## START
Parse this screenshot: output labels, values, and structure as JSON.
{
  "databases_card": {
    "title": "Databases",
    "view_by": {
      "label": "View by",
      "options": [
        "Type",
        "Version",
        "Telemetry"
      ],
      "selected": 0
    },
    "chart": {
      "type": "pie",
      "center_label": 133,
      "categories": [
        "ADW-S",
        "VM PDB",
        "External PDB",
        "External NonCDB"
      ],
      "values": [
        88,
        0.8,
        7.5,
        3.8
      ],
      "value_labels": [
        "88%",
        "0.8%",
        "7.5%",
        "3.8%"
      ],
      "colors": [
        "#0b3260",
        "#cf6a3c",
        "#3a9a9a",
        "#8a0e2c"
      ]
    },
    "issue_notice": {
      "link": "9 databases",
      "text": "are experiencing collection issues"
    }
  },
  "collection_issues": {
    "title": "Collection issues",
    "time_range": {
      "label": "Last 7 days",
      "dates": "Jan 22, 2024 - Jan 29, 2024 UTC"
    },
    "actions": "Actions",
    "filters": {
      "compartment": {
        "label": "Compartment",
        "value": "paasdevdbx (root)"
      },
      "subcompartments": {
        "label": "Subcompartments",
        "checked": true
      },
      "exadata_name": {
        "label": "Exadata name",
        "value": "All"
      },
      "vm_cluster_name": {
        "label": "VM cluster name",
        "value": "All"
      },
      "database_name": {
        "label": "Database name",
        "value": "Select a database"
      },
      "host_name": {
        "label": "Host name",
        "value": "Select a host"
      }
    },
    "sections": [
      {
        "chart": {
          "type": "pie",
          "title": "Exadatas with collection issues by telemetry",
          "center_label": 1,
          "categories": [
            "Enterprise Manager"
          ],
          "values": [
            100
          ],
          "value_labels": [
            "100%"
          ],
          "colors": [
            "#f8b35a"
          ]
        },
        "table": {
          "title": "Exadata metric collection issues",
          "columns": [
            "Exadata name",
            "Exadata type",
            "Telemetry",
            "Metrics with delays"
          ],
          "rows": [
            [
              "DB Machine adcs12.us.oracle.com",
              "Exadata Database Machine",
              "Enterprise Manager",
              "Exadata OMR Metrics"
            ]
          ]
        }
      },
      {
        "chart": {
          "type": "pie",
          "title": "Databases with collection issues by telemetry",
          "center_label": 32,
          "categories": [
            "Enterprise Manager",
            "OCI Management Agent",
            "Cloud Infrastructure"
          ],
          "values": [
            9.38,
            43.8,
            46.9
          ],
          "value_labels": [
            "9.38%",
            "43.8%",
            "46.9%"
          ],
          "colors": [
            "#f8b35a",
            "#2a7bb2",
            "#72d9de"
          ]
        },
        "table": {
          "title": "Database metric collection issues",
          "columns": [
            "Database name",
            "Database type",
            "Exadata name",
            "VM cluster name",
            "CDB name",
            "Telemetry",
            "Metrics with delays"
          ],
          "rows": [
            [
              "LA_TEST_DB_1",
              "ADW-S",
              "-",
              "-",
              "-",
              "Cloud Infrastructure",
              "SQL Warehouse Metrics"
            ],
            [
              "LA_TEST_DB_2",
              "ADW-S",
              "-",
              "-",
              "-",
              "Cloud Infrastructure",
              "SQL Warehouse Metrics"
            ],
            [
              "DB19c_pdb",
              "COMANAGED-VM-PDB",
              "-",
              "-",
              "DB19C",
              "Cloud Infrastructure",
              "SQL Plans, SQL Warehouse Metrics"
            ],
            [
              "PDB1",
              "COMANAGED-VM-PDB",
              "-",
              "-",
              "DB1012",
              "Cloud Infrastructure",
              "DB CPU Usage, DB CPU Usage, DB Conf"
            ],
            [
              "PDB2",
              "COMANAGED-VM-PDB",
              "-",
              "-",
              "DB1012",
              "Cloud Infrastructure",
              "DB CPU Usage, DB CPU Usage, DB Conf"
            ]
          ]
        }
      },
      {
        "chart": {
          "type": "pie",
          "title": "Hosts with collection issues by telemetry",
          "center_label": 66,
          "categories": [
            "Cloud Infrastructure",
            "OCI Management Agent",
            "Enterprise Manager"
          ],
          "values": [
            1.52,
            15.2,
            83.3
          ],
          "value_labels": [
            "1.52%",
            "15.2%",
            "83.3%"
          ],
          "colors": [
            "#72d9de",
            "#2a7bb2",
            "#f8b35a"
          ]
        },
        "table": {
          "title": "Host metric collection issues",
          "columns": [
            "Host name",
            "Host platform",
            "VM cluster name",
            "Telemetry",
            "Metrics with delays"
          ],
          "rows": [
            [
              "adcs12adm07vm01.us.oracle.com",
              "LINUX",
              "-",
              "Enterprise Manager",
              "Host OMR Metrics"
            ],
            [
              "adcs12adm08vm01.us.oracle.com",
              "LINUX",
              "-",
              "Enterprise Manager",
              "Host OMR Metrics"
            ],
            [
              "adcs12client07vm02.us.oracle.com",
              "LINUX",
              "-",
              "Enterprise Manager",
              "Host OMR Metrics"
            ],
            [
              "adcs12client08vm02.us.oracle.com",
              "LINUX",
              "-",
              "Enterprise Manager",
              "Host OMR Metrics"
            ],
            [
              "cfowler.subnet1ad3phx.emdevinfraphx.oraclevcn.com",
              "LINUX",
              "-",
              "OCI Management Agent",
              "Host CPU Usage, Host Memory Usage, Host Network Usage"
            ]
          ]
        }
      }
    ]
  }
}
## END
● **The request**:
Reproduce the entries above exactly.

● **In response**:
Parse this screenshot: output labels, values, and structure as JSON.
{
  "databases_card": {
    "title": "Databases",
    "view_by": {
      "label": "View by",
      "options": [
        "Type",
        "Version",
        "Telemetry"
      ],
      "selected": 0
    },
    "chart": {
      "type": "pie",
      "center_label": 133,
      "categories": [
        "ADW-S",
        "VM PDB",
        "External PDB",
        "External NonCDB"
      ],
      "values": [
        88,
        0.8,
        7.5,
        3.8
      ],
      "value_labels": [
        "88%",
        "0.8%",
        "7.5%",
        "3.8%"
      ],
      "colors": [
        "#0b3260",
        "#cf6a3c",
        "#3a9a9a",
        "#8a0e2c"
      ]
    },
    "issue_notice": {
      "link": "9 databases",
      "text": "are experiencing collection issues"
    }
  },
  "collection_issues": {
    "title": "Collection issues",
    "time_range": {
      "label": "Last 7 days",
      "dates": "Jan 22, 2024 - Jan 29, 2024 UTC"
    },
    "actions": "Actions",
    "filters": {
      "compartment": {
        "label": "Compartment",
        "value": "paasdevdbx (root)"
      },
      "subcompartments": {
        "label": "Subcompartments",
        "checked": true
      },
      "exadata_name": {
        "label": "Exadata name",
        "value": "All"
      },
      "vm_cluster_name": {
        "label": "VM cluster name",
        "value": "All"
      },
      "database_name": {
        "label": "Database name",
        "value": "Select a database"
      },
      "host_name": {
        "label": "Host name",
        "value": "Select a host"
      }
    },
    "sections": [
      {
        "chart": {
          "type": "pie",
          "title": "Exadatas with collection issues by telemetry",
          "center_label": 1,
          "categories": [
            "Enterprise Manager"
          ],
          "values": [
            100
          ],
          "value_labels": [
            "100%"
          ],
          "colors": [
            "#f8b35a"
          ]
        },
        "table": {
          "title": "Exadata metric collection issues",
          "columns": [
            "Exadata name",
            "Exadata type",
            "Telemetry",
            "Metrics with delays"
          ],
          "rows": [
            [
              "DB Machine adcs12.us.oracle.com",
              "Exadata Database Machine",
              "Enterprise Manager",
              "Exadata OMR Metrics"
            ]
          ]
        }
      },
      {
        "chart": {
          "type": "pie",
          "title": "Databases with collection issues by telemetry",
          "center_label": 32,
          "categories": [
            "Enterprise Manager",
            "OCI Management Agent",
            "Cloud Infrastructure"
          ],
          "values": [
            9.38,
            43.8,
            46.9
          ],
          "value_labels": [
            "9.38%",
            "43.8%",
            "46.9%"
          ],
          "colors": [
            "#f8b35a",
            "#2a7bb2",
            "#72d9de"
          ]
        },
        "table": {
          "title": "Database metric collection issues",
          "columns": [
            "Database name",
            "Database type",
            "Exadata name",
            "VM cluster name",
            "CDB name",
            "Telemetry",
            "Metrics with delays"
          ],
          "rows": [
            [
              "LA_TEST_DB_1",
              "ADW-S",
              "-",
              "-",
              "-",
              "Cloud Infrastructure",
              "SQL Warehouse Metrics"
            ],
            [
              "LA_TEST_DB_2",
              "ADW-S",
              "-",
              "-",
              "-",
              "Cloud Infrastructure",
              "SQL Warehouse Metrics"
            ],
            [
              "DB19c_pdb",
              "COMANAGED-VM-PDB",
              "-",
              "-",
              "DB19C",
              "Cloud Infrastructure",
              "SQL Plans, SQL Warehouse Metrics"
            ],
            [
              "PDB1",
              "COMANAGED-VM-PDB",
              "-",
              "-",
              "DB1012",
              "Cloud Infrastructure",
              "DB CPU Usage, DB CPU Usage, DB Conf"
            ],
            [
              "PDB2",
              "COMANAGED-VM-PDB",
              "-",
              "-",
              "DB1012",
              "Cloud Infrastructure",
              "DB CPU Usage, DB CPU Usage, DB Conf"
            ]
          ]
        }
      },
      {
        "chart": {
          "type": "pie",
          "title": "Hosts with collection issues by telemetry",
          "center_label": 66,
          "categories": [
            "Cloud Infrastructure",
            "OCI Management Agent",
            "Enterprise Manager"
          ],
          "values": [
            1.52,
            15.2,
            83.3
          ],
          "value_labels": [
            "1.52%",
            "15.2%",
            "83.3%"
          ],
          "colors": [
            "#72d9de",
            "#2a7bb2",
            "#f8b35a"
          ]
        },
        "table": {
          "title": "Host metric collection issues",
          "columns": [
            "Host name",
            "Host platform",
            "VM cluster name",
            "Telemetry",
            "Metrics with delays"
          ],
          "rows": [
            [
              "adcs12adm07vm01.us.oracle.com",
              "LINUX",
              "-",
              "Enterprise Manager",
              "Host OMR Metrics"
            ],
            [
              "adcs12adm08vm01.us.oracle.com",
              "LINUX",
              "-",
              "Enterprise Manager",
              "Host OMR Metrics"
            ],
            [
              "adcs12client07vm02.us.oracle.com",
              "LINUX",
              "-",
              "Enterprise Manager",
              "Host OMR Metrics"
            ],
            [
              "adcs12client08vm02.us.oracle.com",
              "LINUX",
              "-",
              "Enterprise Manager",
              "Host OMR Metrics"
            ],
            [
              "cfowler.subnet1ad3phx.emdevinfraphx.oraclevcn.com",
              "LINUX",
              "-",
              "OCI Management Agent",
              "Host CPU Usage, Host Memory Usage, Host Network Usage"
            ]
          ]
        }
      }
    ]
  }
}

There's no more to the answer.